» The problem
For the listing underneath, give the count of lines containing the string "Find" and nothing further.

» Data section
===

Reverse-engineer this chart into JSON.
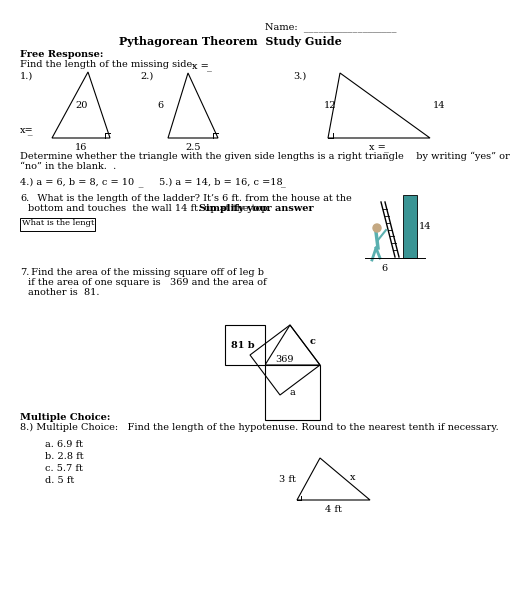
{
  "title": "Pythagorean Theorem  Study Guide",
  "name_label": "Name:  ___________________",
  "bg_color": "#ffffff",
  "text_color": "#000000",
  "free_response_header": "Free Response:",
  "free_response_sub": "Find the length of the missing side.",
  "p1_num": "1.)",
  "p1_hyp": "20",
  "p1_base": "16",
  "p1_leg": "x=̲̲̲̲",
  "p2_num": "2.)",
  "p2_left": "6",
  "p2_base": "2.5",
  "p2_ans": "x = ̲̲̲̲",
  "p3_num": "3.)",
  "p3_left": "12",
  "p3_right": "14",
  "p3_ans": "x = ̲̲̲̲",
  "det_text1": "Determine whether the triangle with the given side lengths is a right triangle    by writing “yes” or",
  "det_text2": "“no” in the blank.  .",
  "p4_text": "4.) a = 6, b = 8, c = 10   ̲̲̲̲̲̲̲̲     5.) a = 14, b = 16, c =18 ̲̲̲̲̲̲̲̲",
  "p6_num": "6.",
  "p6_text1": "   What is the length of the ladder? It’s 6 ft. from the house at the",
  "p6_text2": "bottom and touches  the wall 14 ft. up at the top.    ",
  "p6_bold": "Simplify your answer",
  "p6_box": "What is the lengt",
  "p6_label14": "14",
  "p6_label6": "6",
  "p7_num": "7.",
  "p7_text1": " Find the area of the missing square off of leg b",
  "p7_text2": "if the area of one square is   369 and the area of",
  "p7_text3": "another is  81.",
  "p7_369": "369",
  "p7_81b": "81 b",
  "p7_c": "c",
  "p7_a": "a",
  "mc_header": "Multiple Choice:",
  "p8_text": "8.) Multiple Choice:   Find the length of the hypotenuse. Round to the nearest tenth if necessary.",
  "mc_choices": [
    "a. 6.9 ft",
    "b. 2.8 ft",
    "c. 5.7 ft",
    "d. 5 ft"
  ],
  "p8_3ft": "3 ft",
  "p8_4ft": "4 ft",
  "p8_x": "x",
  "wall_color": "#3a9494",
  "person_color": "#5ab0b0"
}
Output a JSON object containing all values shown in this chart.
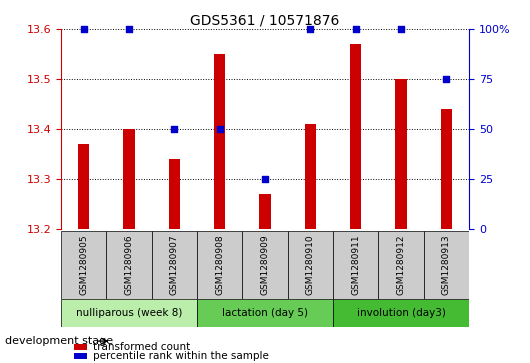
{
  "title": "GDS5361 / 10571876",
  "samples": [
    "GSM1280905",
    "GSM1280906",
    "GSM1280907",
    "GSM1280908",
    "GSM1280909",
    "GSM1280910",
    "GSM1280911",
    "GSM1280912",
    "GSM1280913"
  ],
  "bar_values": [
    13.37,
    13.4,
    13.34,
    13.55,
    13.27,
    13.41,
    13.57,
    13.5,
    13.44
  ],
  "percentile_values": [
    100,
    100,
    50,
    50,
    25,
    100,
    100,
    100,
    75
  ],
  "ymin": 13.2,
  "ymax": 13.6,
  "bar_color": "#cc0000",
  "dot_color": "#0000cc",
  "gridline_values": [
    13.3,
    13.4,
    13.5,
    13.6
  ],
  "left_ticks": [
    13.2,
    13.3,
    13.4,
    13.5,
    13.6
  ],
  "right_axis_ticks": [
    0,
    25,
    50,
    75,
    100
  ],
  "right_axis_labels": [
    "0",
    "25",
    "50",
    "75",
    "100%"
  ],
  "groups": [
    {
      "label": "nulliparous (week 8)",
      "start": 0,
      "end": 3,
      "color": "#bbeeaa"
    },
    {
      "label": "lactation (day 5)",
      "start": 3,
      "end": 6,
      "color": "#66cc55"
    },
    {
      "label": "involution (day3)",
      "start": 6,
      "end": 9,
      "color": "#44bb33"
    }
  ],
  "legend_bar_label": "transformed count",
  "legend_dot_label": "percentile rank within the sample",
  "dev_stage_label": "development stage",
  "tick_color_left": "#cc0000",
  "tick_color_right": "#0000cc",
  "sample_box_color": "#cccccc",
  "bar_width": 0.25
}
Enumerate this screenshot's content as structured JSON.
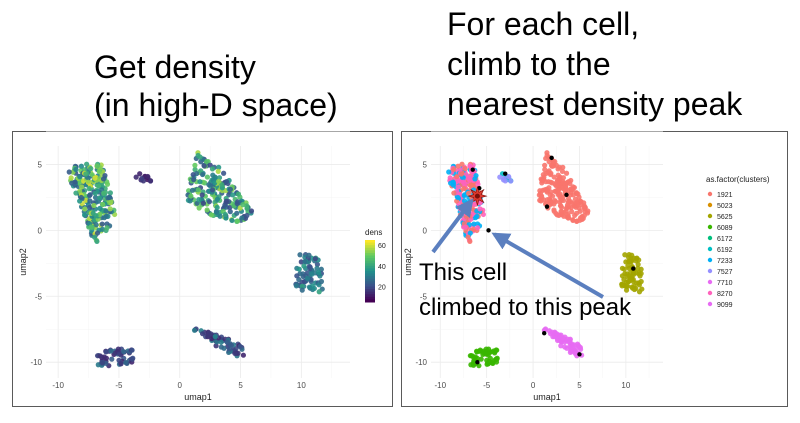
{
  "headings": {
    "left": [
      "Get density",
      "(in high-D space)"
    ],
    "right": [
      "For each cell,",
      "climb to the",
      "nearest density peak"
    ]
  },
  "annotations": {
    "this_cell": "This cell",
    "climbed": "climbed to this peak"
  },
  "arrow_color": "#5b7fbf",
  "star_color": "#e03a2f",
  "chart_data": [
    {
      "type": "scatter",
      "title": "",
      "xlabel": "umap1",
      "ylabel": "umap2",
      "xlim": [
        -11,
        14
      ],
      "ylim": [
        -11.2,
        6.4
      ],
      "xticks": [
        -10,
        -5,
        0,
        5,
        10
      ],
      "yticks": [
        -10,
        -5,
        0,
        5
      ],
      "grid": true,
      "color_by": "dens",
      "colorbar": {
        "title": "dens",
        "ticks": [
          20,
          40,
          60
        ],
        "range": [
          5,
          65
        ]
      },
      "groups": [
        {
          "name": "",
          "center": [
            -7.2,
            1.5
          ],
          "n": 240,
          "dens": 42
        },
        {
          "name": "",
          "center": [
            2.8,
            3.4
          ],
          "n": 200,
          "dens": 38
        },
        {
          "name": "",
          "center": [
            10.5,
            -3.2
          ],
          "n": 70,
          "dens": 32
        },
        {
          "name": "",
          "center": [
            4.0,
            -8.8
          ],
          "n": 60,
          "dens": 26
        },
        {
          "name": "",
          "center": [
            -4.8,
            -9.7
          ],
          "n": 55,
          "dens": 24
        },
        {
          "name": "",
          "center": [
            -3.2,
            4.0
          ],
          "n": 12,
          "dens": 15
        }
      ]
    },
    {
      "type": "scatter",
      "title": "",
      "xlabel": "umap1",
      "ylabel": "umap2",
      "xlim": [
        -11,
        14
      ],
      "ylim": [
        -11.2,
        6.4
      ],
      "xticks": [
        -10,
        -5,
        0,
        5,
        10
      ],
      "yticks": [
        -10,
        -5,
        0,
        5
      ],
      "grid": true,
      "legend_title": "as.factor(clusters)",
      "legend_position": "right",
      "series": [
        {
          "name": "1921",
          "color": "#f8766d"
        },
        {
          "name": "5023",
          "color": "#d89000"
        },
        {
          "name": "5625",
          "color": "#a3a500"
        },
        {
          "name": "6089",
          "color": "#39b600"
        },
        {
          "name": "6172",
          "color": "#00bf7d"
        },
        {
          "name": "6192",
          "color": "#00bfc4"
        },
        {
          "name": "7233",
          "color": "#00b0f6"
        },
        {
          "name": "7527",
          "color": "#9590ff"
        },
        {
          "name": "7710",
          "color": "#e76bf3"
        },
        {
          "name": "8270",
          "color": "#ff62bc"
        },
        {
          "name": "9099",
          "color": "#e76bf3"
        }
      ],
      "peaks": [
        [
          -6.5,
          4.6
        ],
        [
          -5.8,
          3.2
        ],
        [
          -4.8,
          0.0
        ],
        [
          2.0,
          5.5
        ],
        [
          3.6,
          2.7
        ],
        [
          1.5,
          1.8
        ],
        [
          10.8,
          -2.9
        ],
        [
          5.0,
          -9.4
        ],
        [
          -6.0,
          -10.0
        ],
        [
          1.2,
          -7.8
        ],
        [
          -3.0,
          4.3
        ]
      ],
      "highlighted_cell": [
        -6.0,
        2.6
      ],
      "highlighted_peak": [
        -4.8,
        0.0
      ]
    }
  ]
}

===

» Worked solution
3